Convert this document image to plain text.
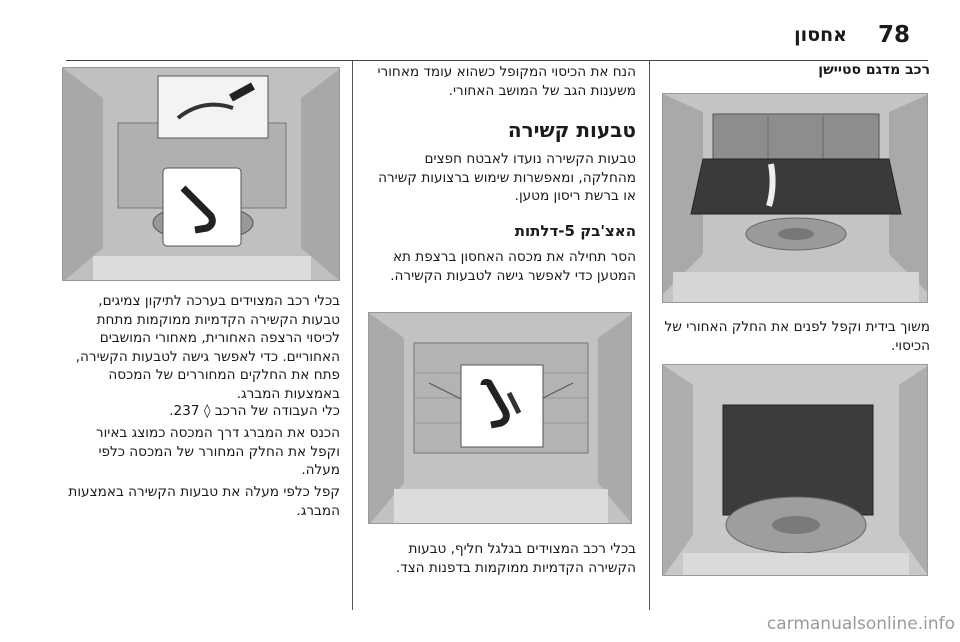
78
אחסון
רכב מדגם סטיישן
משוך בידית וקפל לפנים את החלק האחורי של הכיסוי.
הנח את הכיסוי המקופל כשהוא עומד מאחורי משענות הגב של המושב האחורי.
טבעות קשירה
טבעות הקשירה נועדו לאבטח חפצים מהחלקה, ומאפשרות שימוש ברצועות קשירה או ברשת ריסון מטען.
האצ'בק 5-דלתות
הסר תחילה את מכסה האחסון ברצפת תא המטען כדי לאפשר גישה לטבעות הקשירה.
בכלי רכב המצוידים בגלגל חליף, טבעות הקשירה הקדמיות ממוקמות בדפנות הצד.
בכלי רכב המצוידים בערכה לתיקון צמיגים, טבעות הקשירה הקדמיות ממוקמות מתחת לכיסוי הרצפה האחורית, מאחורי המושבים האחוריים. כדי לאפשר גישה לטבעות הקשירה, פתח את החלקים המחוררים של המכסה באמצעות המברג.
כלי העבודה של הרכב ◊ 237.
הכנס את המברג דרך המכסה כמוצג באיור וקפל את החלק המחורר של המכסה כלפי מעלה.
קפל כלפי מעלה את טבעות הקשירה באמצעות המברג.
carmanualsonline.info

-.-.-

PROBLEM REQUIREMENTS » Write out all the entries exactly, except for the pictures.

ANSWER TO THE PROBLEM »
Convert this document image to plain text.
78
אחסון
רכב מדגם סטיישן
משוך בידית וקפל לפנים את החלק האחורי של הכיסוי.
הנח את הכיסוי המקופל כשהוא עומד מאחורי משענות הגב של המושב האחורי.
טבעות קשירה
טבעות הקשירה נועדו לאבטח חפצים מהחלקה, ומאפשרות שימוש ברצועות קשירה או ברשת ריסון מטען.
האצ'בק 5-דלתות
הסר תחילה את מכסה האחסון ברצפת תא המטען כדי לאפשר גישה לטבעות הקשירה.
בכלי רכב המצוידים בגלגל חליף, טבעות הקשירה הקדמיות ממוקמות בדפנות הצד.
בכלי רכב המצוידים בערכה לתיקון צמיגים, טבעות הקשירה הקדמיות ממוקמות מתחת לכיסוי הרצפה האחורית, מאחורי המושבים האחוריים. כדי לאפשר גישה לטבעות הקשירה, פתח את החלקים המחוררים של המכסה באמצעות המברג.
כלי העבודה של הרכב ◊ 237.
הכנס את המברג דרך המכסה כמוצג באיור וקפל את החלק המחורר של המכסה כלפי מעלה.
קפל כלפי מעלה את טבעות הקשירה באמצעות המברג.
carmanualsonline.info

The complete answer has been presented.